Stored data entries
----
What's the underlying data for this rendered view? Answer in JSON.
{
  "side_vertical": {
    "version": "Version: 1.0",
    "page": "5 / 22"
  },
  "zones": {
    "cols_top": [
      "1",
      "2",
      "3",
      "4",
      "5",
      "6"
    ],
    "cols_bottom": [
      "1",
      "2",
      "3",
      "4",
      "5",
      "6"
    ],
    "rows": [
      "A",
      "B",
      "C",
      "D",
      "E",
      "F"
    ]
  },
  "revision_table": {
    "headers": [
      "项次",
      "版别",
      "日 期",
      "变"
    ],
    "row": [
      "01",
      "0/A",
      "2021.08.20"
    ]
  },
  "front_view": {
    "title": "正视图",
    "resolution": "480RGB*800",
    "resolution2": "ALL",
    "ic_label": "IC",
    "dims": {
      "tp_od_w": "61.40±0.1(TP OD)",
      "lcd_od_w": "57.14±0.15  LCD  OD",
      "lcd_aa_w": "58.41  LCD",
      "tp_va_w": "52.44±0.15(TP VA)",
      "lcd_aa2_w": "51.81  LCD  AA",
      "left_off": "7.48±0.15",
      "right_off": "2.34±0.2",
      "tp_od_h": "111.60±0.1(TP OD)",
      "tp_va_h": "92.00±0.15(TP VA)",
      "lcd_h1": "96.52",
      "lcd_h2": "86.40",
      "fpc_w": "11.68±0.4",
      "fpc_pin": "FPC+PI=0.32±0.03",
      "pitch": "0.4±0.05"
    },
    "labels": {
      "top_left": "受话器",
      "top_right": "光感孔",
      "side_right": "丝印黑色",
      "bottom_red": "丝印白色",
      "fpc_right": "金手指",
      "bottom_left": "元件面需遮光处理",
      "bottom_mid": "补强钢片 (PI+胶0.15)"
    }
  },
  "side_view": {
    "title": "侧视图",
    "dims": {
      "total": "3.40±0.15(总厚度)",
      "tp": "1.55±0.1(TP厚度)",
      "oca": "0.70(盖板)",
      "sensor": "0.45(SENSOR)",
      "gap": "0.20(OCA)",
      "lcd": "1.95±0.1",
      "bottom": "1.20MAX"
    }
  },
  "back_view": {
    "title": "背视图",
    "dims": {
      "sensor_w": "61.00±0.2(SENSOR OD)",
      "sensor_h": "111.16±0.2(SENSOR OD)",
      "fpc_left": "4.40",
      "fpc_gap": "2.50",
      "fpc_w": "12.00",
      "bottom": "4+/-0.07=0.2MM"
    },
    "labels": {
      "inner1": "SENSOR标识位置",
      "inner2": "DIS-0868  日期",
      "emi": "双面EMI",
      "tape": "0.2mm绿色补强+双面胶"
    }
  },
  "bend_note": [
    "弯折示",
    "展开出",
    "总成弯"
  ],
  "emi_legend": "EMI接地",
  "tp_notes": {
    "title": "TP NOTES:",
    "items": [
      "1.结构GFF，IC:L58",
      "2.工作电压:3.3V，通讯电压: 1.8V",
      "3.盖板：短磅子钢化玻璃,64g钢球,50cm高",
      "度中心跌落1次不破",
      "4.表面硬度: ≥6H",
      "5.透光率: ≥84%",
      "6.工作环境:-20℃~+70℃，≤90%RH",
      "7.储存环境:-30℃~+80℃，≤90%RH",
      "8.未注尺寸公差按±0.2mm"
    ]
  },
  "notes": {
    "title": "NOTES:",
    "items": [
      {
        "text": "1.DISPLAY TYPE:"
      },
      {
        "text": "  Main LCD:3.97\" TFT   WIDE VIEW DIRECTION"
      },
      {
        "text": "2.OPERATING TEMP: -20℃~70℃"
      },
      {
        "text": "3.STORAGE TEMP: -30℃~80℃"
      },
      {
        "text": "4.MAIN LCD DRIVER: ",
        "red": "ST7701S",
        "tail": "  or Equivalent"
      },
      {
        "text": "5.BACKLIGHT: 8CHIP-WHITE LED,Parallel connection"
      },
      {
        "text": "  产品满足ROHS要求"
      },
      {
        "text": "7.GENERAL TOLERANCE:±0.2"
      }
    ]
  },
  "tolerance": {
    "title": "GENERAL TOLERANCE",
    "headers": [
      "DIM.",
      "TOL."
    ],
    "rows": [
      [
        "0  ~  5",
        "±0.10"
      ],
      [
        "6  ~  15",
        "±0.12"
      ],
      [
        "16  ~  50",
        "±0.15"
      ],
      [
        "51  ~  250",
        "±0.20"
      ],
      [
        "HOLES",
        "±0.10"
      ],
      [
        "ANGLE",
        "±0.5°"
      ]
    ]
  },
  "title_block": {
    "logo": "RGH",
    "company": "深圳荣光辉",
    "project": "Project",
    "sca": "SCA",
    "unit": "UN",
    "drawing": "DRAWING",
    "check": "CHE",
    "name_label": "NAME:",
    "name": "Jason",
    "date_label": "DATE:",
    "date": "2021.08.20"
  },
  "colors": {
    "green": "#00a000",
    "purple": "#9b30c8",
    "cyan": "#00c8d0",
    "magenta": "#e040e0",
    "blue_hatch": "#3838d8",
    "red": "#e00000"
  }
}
----
Write out every line from the records above, word for word.

What's the underlying data for this rendered view? Answer in JSON.
{
  "side_vertical": {
    "version": "Version: 1.0",
    "page": "5 / 22"
  },
  "zones": {
    "cols_top": [
      "1",
      "2",
      "3",
      "4",
      "5",
      "6"
    ],
    "cols_bottom": [
      "1",
      "2",
      "3",
      "4",
      "5",
      "6"
    ],
    "rows": [
      "A",
      "B",
      "C",
      "D",
      "E",
      "F"
    ]
  },
  "revision_table": {
    "headers": [
      "项次",
      "版别",
      "日 期",
      "变"
    ],
    "row": [
      "01",
      "0/A",
      "2021.08.20"
    ]
  },
  "front_view": {
    "title": "正视图",
    "resolution": "480RGB*800",
    "resolution2": "ALL",
    "ic_label": "IC",
    "dims": {
      "tp_od_w": "61.40±0.1(TP OD)",
      "lcd_od_w": "57.14±0.15  LCD  OD",
      "lcd_aa_w": "58.41  LCD",
      "tp_va_w": "52.44±0.15(TP VA)",
      "lcd_aa2_w": "51.81  LCD  AA",
      "left_off": "7.48±0.15",
      "right_off": "2.34±0.2",
      "tp_od_h": "111.60±0.1(TP OD)",
      "tp_va_h": "92.00±0.15(TP VA)",
      "lcd_h1": "96.52",
      "lcd_h2": "86.40",
      "fpc_w": "11.68±0.4",
      "fpc_pin": "FPC+PI=0.32±0.03",
      "pitch": "0.4±0.05"
    },
    "labels": {
      "top_left": "受话器",
      "top_right": "光感孔",
      "side_right": "丝印黑色",
      "bottom_red": "丝印白色",
      "fpc_right": "金手指",
      "bottom_left": "元件面需遮光处理",
      "bottom_mid": "补强钢片 (PI+胶0.15)"
    }
  },
  "side_view": {
    "title": "侧视图",
    "dims": {
      "total": "3.40±0.15(总厚度)",
      "tp": "1.55±0.1(TP厚度)",
      "oca": "0.70(盖板)",
      "sensor": "0.45(SENSOR)",
      "gap": "0.20(OCA)",
      "lcd": "1.95±0.1",
      "bottom": "1.20MAX"
    }
  },
  "back_view": {
    "title": "背视图",
    "dims": {
      "sensor_w": "61.00±0.2(SENSOR OD)",
      "sensor_h": "111.16±0.2(SENSOR OD)",
      "fpc_left": "4.40",
      "fpc_gap": "2.50",
      "fpc_w": "12.00",
      "bottom": "4+/-0.07=0.2MM"
    },
    "labels": {
      "inner1": "SENSOR标识位置",
      "inner2": "DIS-0868  日期",
      "emi": "双面EMI",
      "tape": "0.2mm绿色补强+双面胶"
    }
  },
  "bend_note": [
    "弯折示",
    "展开出",
    "总成弯"
  ],
  "emi_legend": "EMI接地",
  "tp_notes": {
    "title": "TP NOTES:",
    "items": [
      "1.结构GFF，IC:L58",
      "2.工作电压:3.3V，通讯电压: 1.8V",
      "3.盖板：短磅子钢化玻璃,64g钢球,50cm高",
      "度中心跌落1次不破",
      "4.表面硬度: ≥6H",
      "5.透光率: ≥84%",
      "6.工作环境:-20℃~+70℃，≤90%RH",
      "7.储存环境:-30℃~+80℃，≤90%RH",
      "8.未注尺寸公差按±0.2mm"
    ]
  },
  "notes": {
    "title": "NOTES:",
    "items": [
      {
        "text": "1.DISPLAY TYPE:"
      },
      {
        "text": "  Main LCD:3.97\" TFT   WIDE VIEW DIRECTION"
      },
      {
        "text": "2.OPERATING TEMP: -20℃~70℃"
      },
      {
        "text": "3.STORAGE TEMP: -30℃~80℃"
      },
      {
        "text": "4.MAIN LCD DRIVER: ",
        "red": "ST7701S",
        "tail": "  or Equivalent"
      },
      {
        "text": "5.BACKLIGHT: 8CHIP-WHITE LED,Parallel connection"
      },
      {
        "text": "  产品满足ROHS要求"
      },
      {
        "text": "7.GENERAL TOLERANCE:±0.2"
      }
    ]
  },
  "tolerance": {
    "title": "GENERAL TOLERANCE",
    "headers": [
      "DIM.",
      "TOL."
    ],
    "rows": [
      [
        "0  ~  5",
        "±0.10"
      ],
      [
        "6  ~  15",
        "±0.12"
      ],
      [
        "16  ~  50",
        "±0.15"
      ],
      [
        "51  ~  250",
        "±0.20"
      ],
      [
        "HOLES",
        "±0.10"
      ],
      [
        "ANGLE",
        "±0.5°"
      ]
    ]
  },
  "title_block": {
    "logo": "RGH",
    "company": "深圳荣光辉",
    "project": "Project",
    "sca": "SCA",
    "unit": "UN",
    "drawing": "DRAWING",
    "check": "CHE",
    "name_label": "NAME:",
    "name": "Jason",
    "date_label": "DATE:",
    "date": "2021.08.20"
  },
  "colors": {
    "green": "#00a000",
    "purple": "#9b30c8",
    "cyan": "#00c8d0",
    "magenta": "#e040e0",
    "blue_hatch": "#3838d8",
    "red": "#e00000"
  }
}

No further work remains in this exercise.